▶ Aim
Write each line out again exactly as written.

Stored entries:
....

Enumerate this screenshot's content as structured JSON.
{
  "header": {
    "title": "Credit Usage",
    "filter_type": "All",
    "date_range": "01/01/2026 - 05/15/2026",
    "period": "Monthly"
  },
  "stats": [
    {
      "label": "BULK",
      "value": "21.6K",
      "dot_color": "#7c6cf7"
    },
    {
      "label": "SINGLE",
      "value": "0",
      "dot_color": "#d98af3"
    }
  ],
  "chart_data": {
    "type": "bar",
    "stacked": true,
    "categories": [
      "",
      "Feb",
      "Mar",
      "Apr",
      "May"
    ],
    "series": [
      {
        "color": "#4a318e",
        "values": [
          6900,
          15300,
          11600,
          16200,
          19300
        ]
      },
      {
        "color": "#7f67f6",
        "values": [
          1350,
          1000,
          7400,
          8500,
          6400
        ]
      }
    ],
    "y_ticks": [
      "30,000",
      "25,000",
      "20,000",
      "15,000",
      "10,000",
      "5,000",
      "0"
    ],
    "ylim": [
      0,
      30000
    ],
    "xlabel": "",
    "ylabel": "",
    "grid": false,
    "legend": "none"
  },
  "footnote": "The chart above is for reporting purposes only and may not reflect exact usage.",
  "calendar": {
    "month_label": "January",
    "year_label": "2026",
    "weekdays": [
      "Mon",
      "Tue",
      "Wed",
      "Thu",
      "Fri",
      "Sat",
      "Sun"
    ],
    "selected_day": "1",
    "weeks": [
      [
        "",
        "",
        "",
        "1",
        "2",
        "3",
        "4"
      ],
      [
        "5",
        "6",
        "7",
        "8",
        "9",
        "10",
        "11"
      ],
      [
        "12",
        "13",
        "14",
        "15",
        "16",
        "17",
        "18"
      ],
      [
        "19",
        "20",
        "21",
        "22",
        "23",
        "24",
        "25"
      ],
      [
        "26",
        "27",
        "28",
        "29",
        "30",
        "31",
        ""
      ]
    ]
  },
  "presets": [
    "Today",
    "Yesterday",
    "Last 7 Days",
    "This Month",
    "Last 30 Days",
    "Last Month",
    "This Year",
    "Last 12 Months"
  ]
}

....

▶ Finished answer
Enumerate this screenshot's content as structured JSON.
{
  "header": {
    "title": "Credit Usage",
    "filter_type": "All",
    "date_range": "01/01/2026 - 05/15/2026",
    "period": "Monthly"
  },
  "stats": [
    {
      "label": "BULK",
      "value": "21.6K",
      "dot_color": "#7c6cf7"
    },
    {
      "label": "SINGLE",
      "value": "0",
      "dot_color": "#d98af3"
    }
  ],
  "chart_data": {
    "type": "bar",
    "stacked": true,
    "categories": [
      "",
      "Feb",
      "Mar",
      "Apr",
      "May"
    ],
    "series": [
      {
        "color": "#4a318e",
        "values": [
          6900,
          15300,
          11600,
          16200,
          19300
        ]
      },
      {
        "color": "#7f67f6",
        "values": [
          1350,
          1000,
          7400,
          8500,
          6400
        ]
      }
    ],
    "y_ticks": [
      "30,000",
      "25,000",
      "20,000",
      "15,000",
      "10,000",
      "5,000",
      "0"
    ],
    "ylim": [
      0,
      30000
    ],
    "xlabel": "",
    "ylabel": "",
    "grid": false,
    "legend": "none"
  },
  "footnote": "The chart above is for reporting purposes only and may not reflect exact usage.",
  "calendar": {
    "month_label": "January",
    "year_label": "2026",
    "weekdays": [
      "Mon",
      "Tue",
      "Wed",
      "Thu",
      "Fri",
      "Sat",
      "Sun"
    ],
    "selected_day": "1",
    "weeks": [
      [
        "",
        "",
        "",
        "1",
        "2",
        "3",
        "4"
      ],
      [
        "5",
        "6",
        "7",
        "8",
        "9",
        "10",
        "11"
      ],
      [
        "12",
        "13",
        "14",
        "15",
        "16",
        "17",
        "18"
      ],
      [
        "19",
        "20",
        "21",
        "22",
        "23",
        "24",
        "25"
      ],
      [
        "26",
        "27",
        "28",
        "29",
        "30",
        "31",
        ""
      ]
    ]
  },
  "presets": [
    "Today",
    "Yesterday",
    "Last 7 Days",
    "This Month",
    "Last 30 Days",
    "Last Month",
    "This Year",
    "Last 12 Months"
  ]
}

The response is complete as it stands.